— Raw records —
____________________

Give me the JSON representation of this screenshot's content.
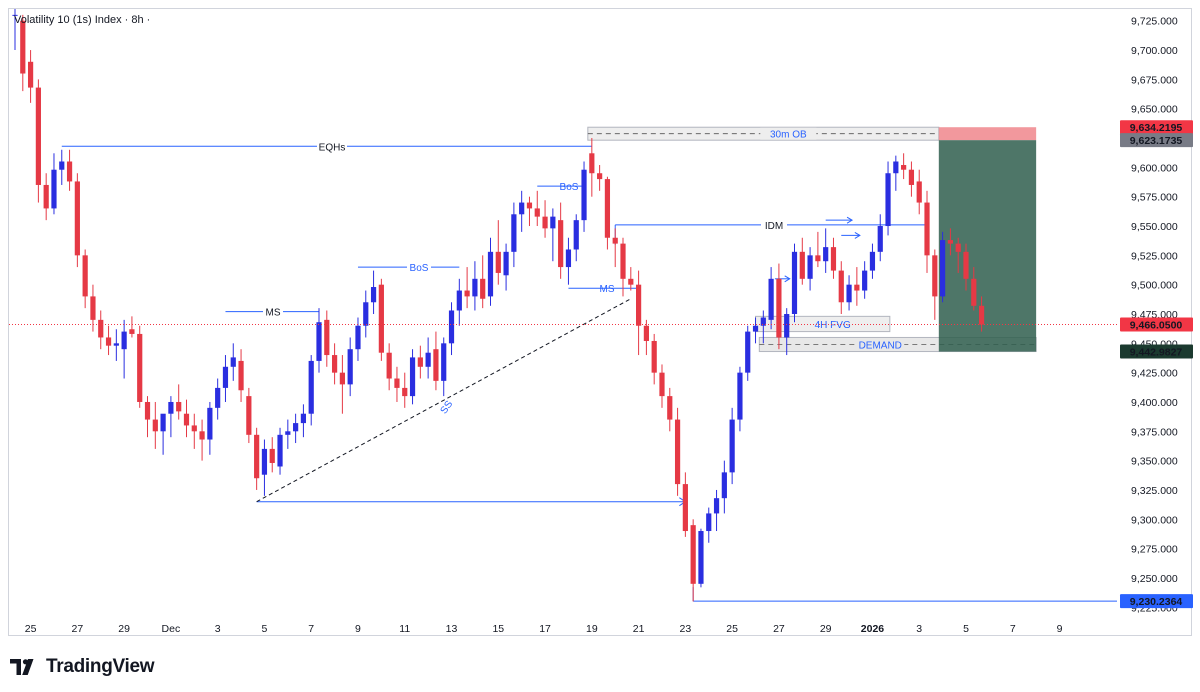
{
  "header": {
    "title": "Volatility 10 (1s) Index · 8h ·"
  },
  "footer": {
    "brand": "TradingView"
  },
  "colors": {
    "up": "#2a2ee0",
    "down": "#e53945",
    "accent_blue": "#2962ff",
    "zone_gray": "#d9d9d9",
    "position_green": "#2f5e4e",
    "position_red": "#f0868c",
    "current_price": "#f23645",
    "stop_label": "#787b86",
    "target_label": "#1b3a2f",
    "low_label": "#2962ff"
  },
  "chart_data": {
    "type": "candlestick",
    "title": "Volatility 10 (1s) Index · 8h ·",
    "ylim": [
      9215,
      9735
    ],
    "y_ticks": [
      9250,
      9275,
      9300,
      9325,
      9350,
      9375,
      9400,
      9425,
      9450,
      9475,
      9500,
      9525,
      9550,
      9575,
      9600,
      9625,
      9650,
      9675,
      9700,
      9725
    ],
    "y_tick_labels": [
      "9,250.000",
      "9,275.000",
      "9,300.000",
      "9,325.000",
      "9,350.000",
      "9,375.000",
      "9,400.000",
      "9,425.000",
      "9,450.000",
      "9,475.000",
      "9,500.000",
      "9,525.000",
      "9,550.000",
      "9,575.000",
      "9,600.000",
      "9,625.000",
      "9,650.000",
      "9,675.000",
      "9,700.000",
      "9,725.000"
    ],
    "y_tick_partial": "9,225.000",
    "x_ticks": [
      {
        "label": "25",
        "bar": 2
      },
      {
        "label": "27",
        "bar": 8
      },
      {
        "label": "29",
        "bar": 14
      },
      {
        "label": "Dec",
        "bar": 20
      },
      {
        "label": "3",
        "bar": 26
      },
      {
        "label": "5",
        "bar": 32
      },
      {
        "label": "7",
        "bar": 38
      },
      {
        "label": "9",
        "bar": 44
      },
      {
        "label": "11",
        "bar": 50
      },
      {
        "label": "13",
        "bar": 56
      },
      {
        "label": "15",
        "bar": 62
      },
      {
        "label": "17",
        "bar": 68
      },
      {
        "label": "19",
        "bar": 74
      },
      {
        "label": "21",
        "bar": 80
      },
      {
        "label": "23",
        "bar": 86
      },
      {
        "label": "25",
        "bar": 92
      },
      {
        "label": "27",
        "bar": 98
      },
      {
        "label": "29",
        "bar": 104
      },
      {
        "label": "2026",
        "bar": 110,
        "bold": true
      },
      {
        "label": "3",
        "bar": 116
      },
      {
        "label": "5",
        "bar": 122
      },
      {
        "label": "7",
        "bar": 128
      },
      {
        "label": "9",
        "bar": 134
      }
    ],
    "candles": [
      [
        9730,
        9735,
        9700,
        9730
      ],
      [
        9725,
        9730,
        9665,
        9680
      ],
      [
        9690,
        9700,
        9655,
        9668
      ],
      [
        9668,
        9675,
        9570,
        9585
      ],
      [
        9585,
        9595,
        9555,
        9565
      ],
      [
        9565,
        9612,
        9560,
        9598
      ],
      [
        9598,
        9615,
        9585,
        9605
      ],
      [
        9605,
        9615,
        9580,
        9588
      ],
      [
        9588,
        9595,
        9515,
        9525
      ],
      [
        9525,
        9530,
        9480,
        9490
      ],
      [
        9490,
        9500,
        9460,
        9470
      ],
      [
        9470,
        9478,
        9445,
        9455
      ],
      [
        9455,
        9465,
        9440,
        9448
      ],
      [
        9448,
        9462,
        9435,
        9450
      ],
      [
        9445,
        9470,
        9420,
        9460
      ],
      [
        9462,
        9473,
        9455,
        9458
      ],
      [
        9458,
        9465,
        9395,
        9400
      ],
      [
        9400,
        9405,
        9370,
        9385
      ],
      [
        9385,
        9400,
        9360,
        9375
      ],
      [
        9375,
        9385,
        9355,
        9390
      ],
      [
        9390,
        9405,
        9370,
        9400
      ],
      [
        9400,
        9415,
        9385,
        9392
      ],
      [
        9390,
        9402,
        9370,
        9380
      ],
      [
        9380,
        9390,
        9360,
        9375
      ],
      [
        9375,
        9385,
        9350,
        9368
      ],
      [
        9368,
        9400,
        9355,
        9395
      ],
      [
        9395,
        9420,
        9385,
        9412
      ],
      [
        9412,
        9440,
        9400,
        9430
      ],
      [
        9430,
        9450,
        9418,
        9438
      ],
      [
        9435,
        9445,
        9400,
        9410
      ],
      [
        9405,
        9412,
        9365,
        9372
      ],
      [
        9372,
        9378,
        9325,
        9335
      ],
      [
        9338,
        9368,
        9320,
        9360
      ],
      [
        9360,
        9370,
        9340,
        9348
      ],
      [
        9345,
        9378,
        9338,
        9372
      ],
      [
        9372,
        9385,
        9360,
        9375
      ],
      [
        9375,
        9390,
        9365,
        9382
      ],
      [
        9382,
        9398,
        9370,
        9390
      ],
      [
        9390,
        9440,
        9380,
        9435
      ],
      [
        9435,
        9480,
        9425,
        9468
      ],
      [
        9470,
        9478,
        9430,
        9440
      ],
      [
        9440,
        9450,
        9415,
        9425
      ],
      [
        9425,
        9440,
        9390,
        9415
      ],
      [
        9415,
        9455,
        9405,
        9445
      ],
      [
        9445,
        9472,
        9435,
        9465
      ],
      [
        9465,
        9495,
        9455,
        9485
      ],
      [
        9485,
        9512,
        9475,
        9498
      ],
      [
        9500,
        9505,
        9435,
        9442
      ],
      [
        9442,
        9450,
        9410,
        9420
      ],
      [
        9420,
        9430,
        9400,
        9412
      ],
      [
        9412,
        9425,
        9395,
        9405
      ],
      [
        9405,
        9445,
        9398,
        9438
      ],
      [
        9438,
        9448,
        9420,
        9430
      ],
      [
        9430,
        9455,
        9420,
        9442
      ],
      [
        9445,
        9460,
        9410,
        9418
      ],
      [
        9418,
        9455,
        9405,
        9450
      ],
      [
        9450,
        9485,
        9440,
        9478
      ],
      [
        9478,
        9505,
        9465,
        9495
      ],
      [
        9495,
        9515,
        9480,
        9490
      ],
      [
        9490,
        9520,
        9478,
        9505
      ],
      [
        9505,
        9525,
        9480,
        9488
      ],
      [
        9490,
        9540,
        9482,
        9528
      ],
      [
        9528,
        9555,
        9500,
        9510
      ],
      [
        9508,
        9535,
        9495,
        9528
      ],
      [
        9528,
        9570,
        9515,
        9560
      ],
      [
        9560,
        9580,
        9545,
        9570
      ],
      [
        9570,
        9575,
        9550,
        9565
      ],
      [
        9565,
        9580,
        9550,
        9558
      ],
      [
        9558,
        9572,
        9540,
        9548
      ],
      [
        9548,
        9565,
        9520,
        9558
      ],
      [
        9555,
        9570,
        9505,
        9515
      ],
      [
        9515,
        9540,
        9500,
        9530
      ],
      [
        9530,
        9560,
        9520,
        9555
      ],
      [
        9555,
        9605,
        9545,
        9598
      ],
      [
        9612,
        9625,
        9575,
        9595
      ],
      [
        9595,
        9602,
        9580,
        9590
      ],
      [
        9590,
        9592,
        9530,
        9540
      ],
      [
        9540,
        9548,
        9515,
        9535
      ],
      [
        9535,
        9540,
        9490,
        9505
      ],
      [
        9505,
        9515,
        9495,
        9500
      ],
      [
        9500,
        9512,
        9440,
        9465
      ],
      [
        9465,
        9470,
        9440,
        9452
      ],
      [
        9452,
        9458,
        9415,
        9425
      ],
      [
        9425,
        9432,
        9395,
        9405
      ],
      [
        9405,
        9412,
        9375,
        9385
      ],
      [
        9385,
        9395,
        9320,
        9330
      ],
      [
        9330,
        9340,
        9285,
        9290
      ],
      [
        9295,
        9300,
        9230,
        9245
      ],
      [
        9245,
        9292,
        9242,
        9290
      ],
      [
        9290,
        9310,
        9280,
        9305
      ],
      [
        9305,
        9325,
        9290,
        9318
      ],
      [
        9318,
        9350,
        9305,
        9340
      ],
      [
        9340,
        9395,
        9330,
        9385
      ],
      [
        9385,
        9430,
        9375,
        9425
      ],
      [
        9425,
        9465,
        9418,
        9460
      ],
      [
        9460,
        9472,
        9450,
        9465
      ],
      [
        9465,
        9478,
        9450,
        9472
      ],
      [
        9470,
        9515,
        9462,
        9505
      ],
      [
        9505,
        9518,
        9445,
        9455
      ],
      [
        9455,
        9480,
        9440,
        9475
      ],
      [
        9475,
        9535,
        9468,
        9528
      ],
      [
        9528,
        9540,
        9500,
        9505
      ],
      [
        9505,
        9532,
        9495,
        9525
      ],
      [
        9525,
        9545,
        9515,
        9520
      ],
      [
        9520,
        9548,
        9510,
        9532
      ],
      [
        9532,
        9540,
        9505,
        9512
      ],
      [
        9512,
        9520,
        9475,
        9485
      ],
      [
        9485,
        9508,
        9478,
        9500
      ],
      [
        9500,
        9515,
        9482,
        9495
      ],
      [
        9495,
        9520,
        9488,
        9512
      ],
      [
        9512,
        9535,
        9505,
        9528
      ],
      [
        9528,
        9560,
        9520,
        9550
      ],
      [
        9550,
        9605,
        9542,
        9595
      ],
      [
        9595,
        9610,
        9580,
        9605
      ],
      [
        9602,
        9612,
        9590,
        9598
      ],
      [
        9598,
        9605,
        9575,
        9585
      ],
      [
        9588,
        9598,
        9560,
        9570
      ],
      [
        9570,
        9580,
        9510,
        9525
      ],
      [
        9525,
        9530,
        9470,
        9490
      ],
      [
        9490,
        9545,
        9485,
        9538
      ],
      [
        9538,
        9548,
        9525,
        9535
      ],
      [
        9535,
        9540,
        9510,
        9528
      ],
      [
        9528,
        9535,
        9495,
        9505
      ],
      [
        9505,
        9515,
        9478,
        9482
      ],
      [
        9482,
        9490,
        9460,
        9466
      ]
    ],
    "levels": {
      "ob_top": 9634.2195,
      "ob_bottom": 9623.1735,
      "eqh": 9618,
      "idm": 9551,
      "ms_upper": 9477,
      "ms_lower": 9456,
      "bos_lower": 9515,
      "bos_upper": 9584,
      "fvg_top": 9473,
      "fvg_bottom": 9460,
      "demand_top": 9455,
      "demand_bottom": 9443,
      "sweep_low": 9315,
      "current": 9466.05,
      "target": 9442.9827,
      "entry": 9623.1735,
      "swing_low": 9230.2364
    },
    "annotations": {
      "eqhs": "EQHs",
      "ob": "30m OB",
      "bos1": "BoS",
      "bos2": "BoS",
      "ms1": "MS",
      "ms2": "MS",
      "idm": "IDM",
      "ss": "SS",
      "fvg": "4H FVG",
      "demand": "DEMAND"
    },
    "price_labels": {
      "stop": "9,634.2195",
      "entry": "9,623.1735",
      "current": "9,466.0500",
      "target": "9,442.9827",
      "low": "9,230.2364"
    }
  }
}
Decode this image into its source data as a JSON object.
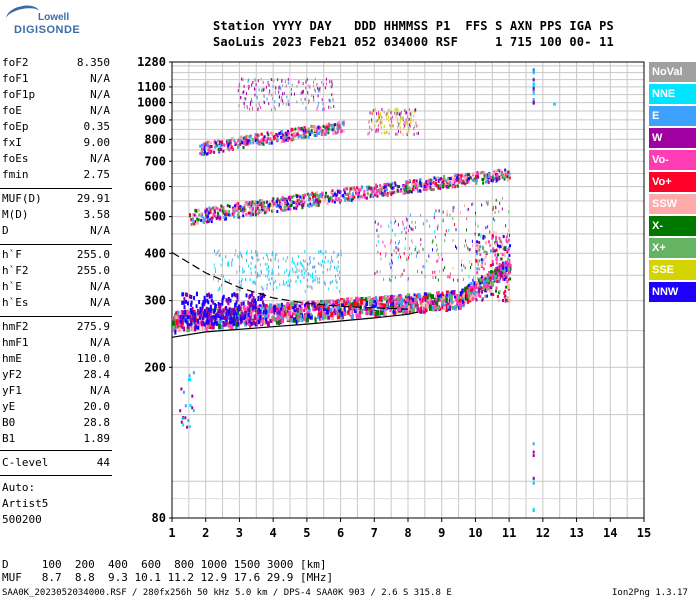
{
  "logo": {
    "top": "Lowell",
    "bottom": "DIGISONDE"
  },
  "header": {
    "line1": "Station YYYY DAY   DDD HHMMSS P1  FFS S AXN PPS IGA PS",
    "line2": "SaoLuis 2023 Feb21 052 034000 RSF     1 715 100 00- 11"
  },
  "parameters": {
    "group1": [
      {
        "name": "foF2",
        "value": "8.350"
      },
      {
        "name": "foF1",
        "value": "N/A"
      },
      {
        "name": "foF1p",
        "value": "N/A"
      },
      {
        "name": "foE",
        "value": "N/A"
      },
      {
        "name": "foEp",
        "value": "0.35"
      },
      {
        "name": "fxI",
        "value": "9.00"
      },
      {
        "name": "foEs",
        "value": "N/A"
      },
      {
        "name": "fmin",
        "value": "2.75"
      }
    ],
    "group2": [
      {
        "name": "MUF(D)",
        "value": "29.91"
      },
      {
        "name": "M(D)",
        "value": "3.58"
      },
      {
        "name": "D",
        "value": "N/A"
      }
    ],
    "group3": [
      {
        "name": "h`F",
        "value": "255.0"
      },
      {
        "name": "h`F2",
        "value": "255.0"
      },
      {
        "name": "h`E",
        "value": "N/A"
      },
      {
        "name": "h`Es",
        "value": "N/A"
      }
    ],
    "group4": [
      {
        "name": "hmF2",
        "value": "275.9"
      },
      {
        "name": "hmF1",
        "value": "N/A"
      },
      {
        "name": "hmE",
        "value": "110.0"
      },
      {
        "name": "yF2",
        "value": "28.4"
      },
      {
        "name": "yF1",
        "value": "N/A"
      },
      {
        "name": "yE",
        "value": "20.0"
      },
      {
        "name": "B0",
        "value": "28.8"
      },
      {
        "name": "B1",
        "value": "1.89"
      }
    ],
    "group5": [
      {
        "name": "C-level",
        "value": "44"
      }
    ]
  },
  "scaling": {
    "line1": "Auto:",
    "line2": "Artist5",
    "line3": "500200"
  },
  "legend": [
    {
      "label": "NoVal",
      "color": "#a0a0a0"
    },
    {
      "label": "NNE",
      "color": "#00e5ff"
    },
    {
      "label": "E",
      "color": "#3ca0ff"
    },
    {
      "label": "W",
      "color": "#a000a0"
    },
    {
      "label": "Vo-",
      "color": "#ff3cb4"
    },
    {
      "label": "Vo+",
      "color": "#ff0028"
    },
    {
      "label": "SSW",
      "color": "#ffaaaa"
    },
    {
      "label": "X-",
      "color": "#007800"
    },
    {
      "label": "X+",
      "color": "#64b464"
    },
    {
      "label": "SSE",
      "color": "#d4d400"
    },
    {
      "label": "NNW",
      "color": "#1e00ff"
    }
  ],
  "chart_data": {
    "type": "scatter",
    "title": "",
    "xlabel": "",
    "ylabel": "",
    "xlim": [
      1,
      15
    ],
    "ylim": [
      80,
      1280
    ],
    "x_ticks": [
      1,
      2,
      3,
      4,
      5,
      6,
      7,
      8,
      9,
      10,
      11,
      12,
      13,
      14,
      15
    ],
    "y_ticks": [
      80,
      200,
      300,
      400,
      500,
      600,
      700,
      800,
      900,
      1000,
      1100,
      1280
    ],
    "y_scale": "log",
    "grid": true,
    "traces": [
      {
        "name": "F2 trace",
        "freq_range": [
          1.0,
          11.0
        ],
        "virtual_height_range": [
          245,
          390
        ]
      },
      {
        "name": "Second hop",
        "freq_range": [
          1.5,
          11.0
        ],
        "virtual_height_range": [
          490,
          700
        ]
      },
      {
        "name": "Third hop",
        "freq_range": [
          1.8,
          8.0
        ],
        "virtual_height_range": [
          740,
          960
        ]
      },
      {
        "name": "Fourth hop",
        "freq_range": [
          2.8,
          5.8
        ],
        "virtual_height_range": [
          960,
          1200
        ]
      }
    ],
    "profile_curves": [
      {
        "name": "upper",
        "points": [
          [
            1.0,
            402
          ],
          [
            2.0,
            355
          ],
          [
            3.0,
            325
          ],
          [
            4.0,
            305
          ],
          [
            5.0,
            295
          ],
          [
            6.0,
            290
          ],
          [
            7.0,
            287
          ],
          [
            8.0,
            285
          ]
        ]
      },
      {
        "name": "lower",
        "points": [
          [
            1.0,
            240
          ],
          [
            2.0,
            248
          ],
          [
            3.0,
            252
          ],
          [
            4.0,
            256
          ],
          [
            5.0,
            260
          ],
          [
            6.0,
            265
          ],
          [
            7.0,
            270
          ],
          [
            8.0,
            276
          ],
          [
            8.3,
            280
          ]
        ]
      }
    ]
  },
  "footer": {
    "d_line": "D     100  200  400  600  800 1000 1500 3000 [km]",
    "muf_line": "MUF   8.7  8.8  9.3 10.1 11.2 12.9 17.6 29.9 [MHz]",
    "file_line": "SAA0K_2023052034000.RSF / 280fx256h 50 kHz 5.0 km / DPS-4 SAA0K 903 / 2.6 S 315.8 E",
    "version": "Ion2Png 1.3.17"
  }
}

____________________

— TASK GOAL —
Extract every line above containing the word "Volatility".

— PROBLEM SOLUTION —
    "title": "Volatility 10 (1s) Index · 8h ·"
    "title": "Volatility 10 (1s) Index · 8h ·",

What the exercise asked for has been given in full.